* _Problem statement_
Without the pictures, copy the entries below word for word.

Dataset items
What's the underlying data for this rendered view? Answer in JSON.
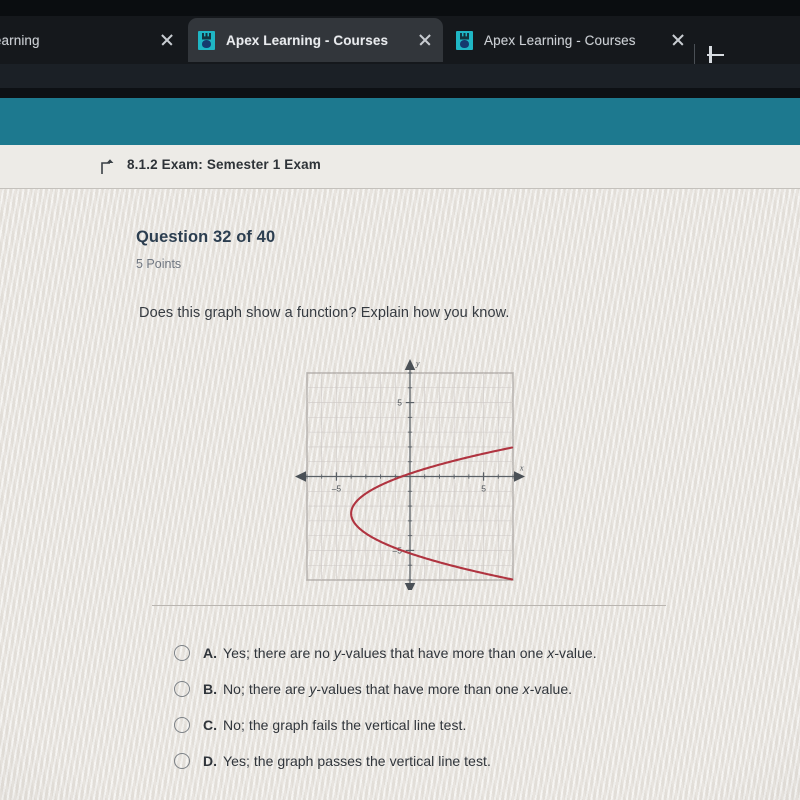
{
  "browser": {
    "tabs": [
      {
        "title": "ex Learning",
        "favicon": "apex-favicon",
        "active": false,
        "close_label": "×"
      },
      {
        "title": "Apex Learning - Courses",
        "favicon": "apex-favicon",
        "active": true,
        "close_label": "×"
      },
      {
        "title": "Apex Learning - Courses",
        "favicon": "apex-favicon",
        "active": false,
        "close_label": "×"
      }
    ],
    "new_tab_label": "+"
  },
  "header": {
    "banner_color": "#1d798f",
    "breadcrumb_icon": "up-level-arrow-icon",
    "breadcrumb": "8.1.2  Exam:  Semester 1 Exam"
  },
  "question": {
    "title": "Question 32 of 40",
    "points": "5 Points",
    "prompt": "Does this graph show a function? Explain how you know."
  },
  "options": [
    {
      "letter": "A.",
      "text_html": "Yes; there are no <i>y</i>-values that have more than one <i>x</i>-value.",
      "selected": false
    },
    {
      "letter": "B.",
      "text_html": "No; there are <i>y</i>-values that have more than one <i>x</i>-value.",
      "selected": false
    },
    {
      "letter": "C.",
      "text_html": "No; the graph fails the vertical line test.",
      "selected": false
    },
    {
      "letter": "D.",
      "text_html": "Yes; the graph passes the vertical line test.",
      "selected": false
    }
  ],
  "chart_data": {
    "type": "line",
    "title": "",
    "xlabel": "x",
    "ylabel": "y",
    "xlim": [
      -7,
      7
    ],
    "ylim": [
      -7,
      7
    ],
    "xticks": [
      -5,
      5
    ],
    "yticks": [
      5,
      -5
    ],
    "xtick_labels": [
      "–5",
      "5"
    ],
    "ytick_labels": [
      "5",
      "–5"
    ],
    "grid": true,
    "axis_arrows": true,
    "curve_color": "#b03440",
    "description": "Sideways parabola opening to the right, vertex at approximately (-4, -2.5); fails the vertical line test.",
    "series": [
      {
        "name": "sideways-parabola",
        "equation": "x = 0.55*(y + 2.5)^2 - 4",
        "points": [
          [
            6.5,
            1.9
          ],
          [
            4.0,
            1.3
          ],
          [
            2.0,
            0.8
          ],
          [
            0.5,
            0.45
          ],
          [
            -1.0,
            0.0
          ],
          [
            -2.0,
            -0.6
          ],
          [
            -3.0,
            -1.2
          ],
          [
            -3.6,
            -1.7
          ],
          [
            -3.95,
            -2.2
          ],
          [
            -4.0,
            -2.5
          ],
          [
            -3.9,
            -2.9
          ],
          [
            -3.5,
            -3.4
          ],
          [
            -2.8,
            -4.0
          ],
          [
            -1.6,
            -4.7
          ],
          [
            0.0,
            -5.3
          ],
          [
            2.0,
            -5.9
          ],
          [
            4.0,
            -6.3
          ],
          [
            6.5,
            -6.8
          ]
        ]
      }
    ]
  }
}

* _The output_
What's the underlying data for this rendered view? Answer in JSON.
{
  "browser": {
    "tabs": [
      {
        "title": "ex Learning",
        "favicon": "apex-favicon",
        "active": false,
        "close_label": "×"
      },
      {
        "title": "Apex Learning - Courses",
        "favicon": "apex-favicon",
        "active": true,
        "close_label": "×"
      },
      {
        "title": "Apex Learning - Courses",
        "favicon": "apex-favicon",
        "active": false,
        "close_label": "×"
      }
    ],
    "new_tab_label": "+"
  },
  "header": {
    "banner_color": "#1d798f",
    "breadcrumb_icon": "up-level-arrow-icon",
    "breadcrumb": "8.1.2  Exam:  Semester 1 Exam"
  },
  "question": {
    "title": "Question 32 of 40",
    "points": "5 Points",
    "prompt": "Does this graph show a function? Explain how you know."
  },
  "options": [
    {
      "letter": "A.",
      "text_html": "Yes; there are no <i>y</i>-values that have more than one <i>x</i>-value.",
      "selected": false
    },
    {
      "letter": "B.",
      "text_html": "No; there are <i>y</i>-values that have more than one <i>x</i>-value.",
      "selected": false
    },
    {
      "letter": "C.",
      "text_html": "No; the graph fails the vertical line test.",
      "selected": false
    },
    {
      "letter": "D.",
      "text_html": "Yes; the graph passes the vertical line test.",
      "selected": false
    }
  ],
  "chart_data": {
    "type": "line",
    "title": "",
    "xlabel": "x",
    "ylabel": "y",
    "xlim": [
      -7,
      7
    ],
    "ylim": [
      -7,
      7
    ],
    "xticks": [
      -5,
      5
    ],
    "yticks": [
      5,
      -5
    ],
    "xtick_labels": [
      "–5",
      "5"
    ],
    "ytick_labels": [
      "5",
      "–5"
    ],
    "grid": true,
    "axis_arrows": true,
    "curve_color": "#b03440",
    "description": "Sideways parabola opening to the right, vertex at approximately (-4, -2.5); fails the vertical line test.",
    "series": [
      {
        "name": "sideways-parabola",
        "equation": "x = 0.55*(y + 2.5)^2 - 4",
        "points": [
          [
            6.5,
            1.9
          ],
          [
            4.0,
            1.3
          ],
          [
            2.0,
            0.8
          ],
          [
            0.5,
            0.45
          ],
          [
            -1.0,
            0.0
          ],
          [
            -2.0,
            -0.6
          ],
          [
            -3.0,
            -1.2
          ],
          [
            -3.6,
            -1.7
          ],
          [
            -3.95,
            -2.2
          ],
          [
            -4.0,
            -2.5
          ],
          [
            -3.9,
            -2.9
          ],
          [
            -3.5,
            -3.4
          ],
          [
            -2.8,
            -4.0
          ],
          [
            -1.6,
            -4.7
          ],
          [
            0.0,
            -5.3
          ],
          [
            2.0,
            -5.9
          ],
          [
            4.0,
            -6.3
          ],
          [
            6.5,
            -6.8
          ]
        ]
      }
    ]
  }
}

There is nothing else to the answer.